_WHAT THE TASK REQUIRES_:
Your task is to quote the material that follows, in full and exactly.

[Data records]
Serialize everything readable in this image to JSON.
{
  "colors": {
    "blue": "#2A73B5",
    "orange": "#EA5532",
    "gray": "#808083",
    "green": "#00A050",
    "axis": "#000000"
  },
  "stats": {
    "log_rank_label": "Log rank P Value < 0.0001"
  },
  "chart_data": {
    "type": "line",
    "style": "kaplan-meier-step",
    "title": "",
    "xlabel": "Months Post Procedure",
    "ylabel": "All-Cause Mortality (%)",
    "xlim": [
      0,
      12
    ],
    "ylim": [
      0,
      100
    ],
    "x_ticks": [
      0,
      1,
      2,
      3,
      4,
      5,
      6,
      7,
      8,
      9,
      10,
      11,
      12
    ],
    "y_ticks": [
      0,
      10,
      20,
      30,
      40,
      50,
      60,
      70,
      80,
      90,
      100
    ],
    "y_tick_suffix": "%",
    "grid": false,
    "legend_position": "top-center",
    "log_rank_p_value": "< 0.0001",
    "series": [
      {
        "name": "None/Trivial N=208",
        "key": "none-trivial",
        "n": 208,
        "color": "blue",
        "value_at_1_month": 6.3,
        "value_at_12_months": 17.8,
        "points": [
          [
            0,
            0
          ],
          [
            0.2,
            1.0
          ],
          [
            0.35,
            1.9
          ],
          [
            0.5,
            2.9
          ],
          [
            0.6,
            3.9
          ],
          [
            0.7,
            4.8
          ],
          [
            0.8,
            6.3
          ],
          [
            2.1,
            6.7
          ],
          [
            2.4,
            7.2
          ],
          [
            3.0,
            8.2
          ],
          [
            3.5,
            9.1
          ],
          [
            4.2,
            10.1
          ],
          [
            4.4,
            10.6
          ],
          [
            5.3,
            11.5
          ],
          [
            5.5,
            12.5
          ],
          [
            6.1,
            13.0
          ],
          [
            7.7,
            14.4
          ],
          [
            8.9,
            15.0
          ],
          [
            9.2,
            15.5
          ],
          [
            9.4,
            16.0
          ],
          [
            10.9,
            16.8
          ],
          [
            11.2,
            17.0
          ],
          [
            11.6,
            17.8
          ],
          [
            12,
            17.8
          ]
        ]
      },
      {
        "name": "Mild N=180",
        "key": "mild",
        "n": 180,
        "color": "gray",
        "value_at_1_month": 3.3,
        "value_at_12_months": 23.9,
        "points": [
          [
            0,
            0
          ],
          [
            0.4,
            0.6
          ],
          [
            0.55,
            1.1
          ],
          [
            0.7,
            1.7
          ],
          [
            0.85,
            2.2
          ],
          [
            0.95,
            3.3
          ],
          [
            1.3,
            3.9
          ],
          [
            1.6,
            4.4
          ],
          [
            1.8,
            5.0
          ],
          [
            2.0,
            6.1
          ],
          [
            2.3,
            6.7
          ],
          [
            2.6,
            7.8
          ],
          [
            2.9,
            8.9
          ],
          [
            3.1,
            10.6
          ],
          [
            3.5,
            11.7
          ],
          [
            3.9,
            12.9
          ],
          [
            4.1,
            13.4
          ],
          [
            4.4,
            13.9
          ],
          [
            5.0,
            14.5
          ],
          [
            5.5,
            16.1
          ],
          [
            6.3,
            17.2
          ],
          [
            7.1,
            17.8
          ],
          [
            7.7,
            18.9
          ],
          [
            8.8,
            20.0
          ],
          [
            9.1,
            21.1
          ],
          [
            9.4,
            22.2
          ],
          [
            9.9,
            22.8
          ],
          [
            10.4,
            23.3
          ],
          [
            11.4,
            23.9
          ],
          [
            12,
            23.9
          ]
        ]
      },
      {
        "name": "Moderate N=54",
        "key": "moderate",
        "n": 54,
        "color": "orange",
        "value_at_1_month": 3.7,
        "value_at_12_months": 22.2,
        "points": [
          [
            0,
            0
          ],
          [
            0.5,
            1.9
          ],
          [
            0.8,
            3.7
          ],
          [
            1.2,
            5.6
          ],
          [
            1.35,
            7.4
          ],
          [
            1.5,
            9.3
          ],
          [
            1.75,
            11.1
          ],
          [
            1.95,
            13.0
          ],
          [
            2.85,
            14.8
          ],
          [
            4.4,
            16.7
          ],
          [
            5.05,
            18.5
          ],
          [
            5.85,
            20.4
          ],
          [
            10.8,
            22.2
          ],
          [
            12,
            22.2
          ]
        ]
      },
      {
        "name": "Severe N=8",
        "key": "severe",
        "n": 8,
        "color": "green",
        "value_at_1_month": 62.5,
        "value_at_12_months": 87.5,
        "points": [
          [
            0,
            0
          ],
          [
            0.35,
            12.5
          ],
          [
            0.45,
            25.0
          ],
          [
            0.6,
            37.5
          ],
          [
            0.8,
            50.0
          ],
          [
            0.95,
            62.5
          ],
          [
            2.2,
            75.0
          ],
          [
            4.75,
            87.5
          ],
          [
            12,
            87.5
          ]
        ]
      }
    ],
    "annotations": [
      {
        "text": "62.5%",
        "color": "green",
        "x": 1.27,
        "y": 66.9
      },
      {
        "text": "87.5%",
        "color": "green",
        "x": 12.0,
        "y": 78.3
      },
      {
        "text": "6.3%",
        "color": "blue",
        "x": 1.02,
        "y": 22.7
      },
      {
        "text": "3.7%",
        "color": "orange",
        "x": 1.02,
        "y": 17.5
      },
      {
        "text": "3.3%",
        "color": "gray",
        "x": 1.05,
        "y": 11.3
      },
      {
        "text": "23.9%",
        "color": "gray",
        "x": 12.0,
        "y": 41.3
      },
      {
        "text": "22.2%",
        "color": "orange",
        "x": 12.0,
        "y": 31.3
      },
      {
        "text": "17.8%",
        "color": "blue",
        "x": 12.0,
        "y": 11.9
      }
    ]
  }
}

_SOLUTION TO THIS EXERCISE_:
Serialize everything readable in this image to JSON.
{
  "colors": {
    "blue": "#2A73B5",
    "orange": "#EA5532",
    "gray": "#808083",
    "green": "#00A050",
    "axis": "#000000"
  },
  "stats": {
    "log_rank_label": "Log rank P Value < 0.0001"
  },
  "chart_data": {
    "type": "line",
    "style": "kaplan-meier-step",
    "title": "",
    "xlabel": "Months Post Procedure",
    "ylabel": "All-Cause Mortality (%)",
    "xlim": [
      0,
      12
    ],
    "ylim": [
      0,
      100
    ],
    "x_ticks": [
      0,
      1,
      2,
      3,
      4,
      5,
      6,
      7,
      8,
      9,
      10,
      11,
      12
    ],
    "y_ticks": [
      0,
      10,
      20,
      30,
      40,
      50,
      60,
      70,
      80,
      90,
      100
    ],
    "y_tick_suffix": "%",
    "grid": false,
    "legend_position": "top-center",
    "log_rank_p_value": "< 0.0001",
    "series": [
      {
        "name": "None/Trivial N=208",
        "key": "none-trivial",
        "n": 208,
        "color": "blue",
        "value_at_1_month": 6.3,
        "value_at_12_months": 17.8,
        "points": [
          [
            0,
            0
          ],
          [
            0.2,
            1.0
          ],
          [
            0.35,
            1.9
          ],
          [
            0.5,
            2.9
          ],
          [
            0.6,
            3.9
          ],
          [
            0.7,
            4.8
          ],
          [
            0.8,
            6.3
          ],
          [
            2.1,
            6.7
          ],
          [
            2.4,
            7.2
          ],
          [
            3.0,
            8.2
          ],
          [
            3.5,
            9.1
          ],
          [
            4.2,
            10.1
          ],
          [
            4.4,
            10.6
          ],
          [
            5.3,
            11.5
          ],
          [
            5.5,
            12.5
          ],
          [
            6.1,
            13.0
          ],
          [
            7.7,
            14.4
          ],
          [
            8.9,
            15.0
          ],
          [
            9.2,
            15.5
          ],
          [
            9.4,
            16.0
          ],
          [
            10.9,
            16.8
          ],
          [
            11.2,
            17.0
          ],
          [
            11.6,
            17.8
          ],
          [
            12,
            17.8
          ]
        ]
      },
      {
        "name": "Mild N=180",
        "key": "mild",
        "n": 180,
        "color": "gray",
        "value_at_1_month": 3.3,
        "value_at_12_months": 23.9,
        "points": [
          [
            0,
            0
          ],
          [
            0.4,
            0.6
          ],
          [
            0.55,
            1.1
          ],
          [
            0.7,
            1.7
          ],
          [
            0.85,
            2.2
          ],
          [
            0.95,
            3.3
          ],
          [
            1.3,
            3.9
          ],
          [
            1.6,
            4.4
          ],
          [
            1.8,
            5.0
          ],
          [
            2.0,
            6.1
          ],
          [
            2.3,
            6.7
          ],
          [
            2.6,
            7.8
          ],
          [
            2.9,
            8.9
          ],
          [
            3.1,
            10.6
          ],
          [
            3.5,
            11.7
          ],
          [
            3.9,
            12.9
          ],
          [
            4.1,
            13.4
          ],
          [
            4.4,
            13.9
          ],
          [
            5.0,
            14.5
          ],
          [
            5.5,
            16.1
          ],
          [
            6.3,
            17.2
          ],
          [
            7.1,
            17.8
          ],
          [
            7.7,
            18.9
          ],
          [
            8.8,
            20.0
          ],
          [
            9.1,
            21.1
          ],
          [
            9.4,
            22.2
          ],
          [
            9.9,
            22.8
          ],
          [
            10.4,
            23.3
          ],
          [
            11.4,
            23.9
          ],
          [
            12,
            23.9
          ]
        ]
      },
      {
        "name": "Moderate N=54",
        "key": "moderate",
        "n": 54,
        "color": "orange",
        "value_at_1_month": 3.7,
        "value_at_12_months": 22.2,
        "points": [
          [
            0,
            0
          ],
          [
            0.5,
            1.9
          ],
          [
            0.8,
            3.7
          ],
          [
            1.2,
            5.6
          ],
          [
            1.35,
            7.4
          ],
          [
            1.5,
            9.3
          ],
          [
            1.75,
            11.1
          ],
          [
            1.95,
            13.0
          ],
          [
            2.85,
            14.8
          ],
          [
            4.4,
            16.7
          ],
          [
            5.05,
            18.5
          ],
          [
            5.85,
            20.4
          ],
          [
            10.8,
            22.2
          ],
          [
            12,
            22.2
          ]
        ]
      },
      {
        "name": "Severe N=8",
        "key": "severe",
        "n": 8,
        "color": "green",
        "value_at_1_month": 62.5,
        "value_at_12_months": 87.5,
        "points": [
          [
            0,
            0
          ],
          [
            0.35,
            12.5
          ],
          [
            0.45,
            25.0
          ],
          [
            0.6,
            37.5
          ],
          [
            0.8,
            50.0
          ],
          [
            0.95,
            62.5
          ],
          [
            2.2,
            75.0
          ],
          [
            4.75,
            87.5
          ],
          [
            12,
            87.5
          ]
        ]
      }
    ],
    "annotations": [
      {
        "text": "62.5%",
        "color": "green",
        "x": 1.27,
        "y": 66.9
      },
      {
        "text": "87.5%",
        "color": "green",
        "x": 12.0,
        "y": 78.3
      },
      {
        "text": "6.3%",
        "color": "blue",
        "x": 1.02,
        "y": 22.7
      },
      {
        "text": "3.7%",
        "color": "orange",
        "x": 1.02,
        "y": 17.5
      },
      {
        "text": "3.3%",
        "color": "gray",
        "x": 1.05,
        "y": 11.3
      },
      {
        "text": "23.9%",
        "color": "gray",
        "x": 12.0,
        "y": 41.3
      },
      {
        "text": "22.2%",
        "color": "orange",
        "x": 12.0,
        "y": 31.3
      },
      {
        "text": "17.8%",
        "color": "blue",
        "x": 12.0,
        "y": 11.9
      }
    ]
  }
}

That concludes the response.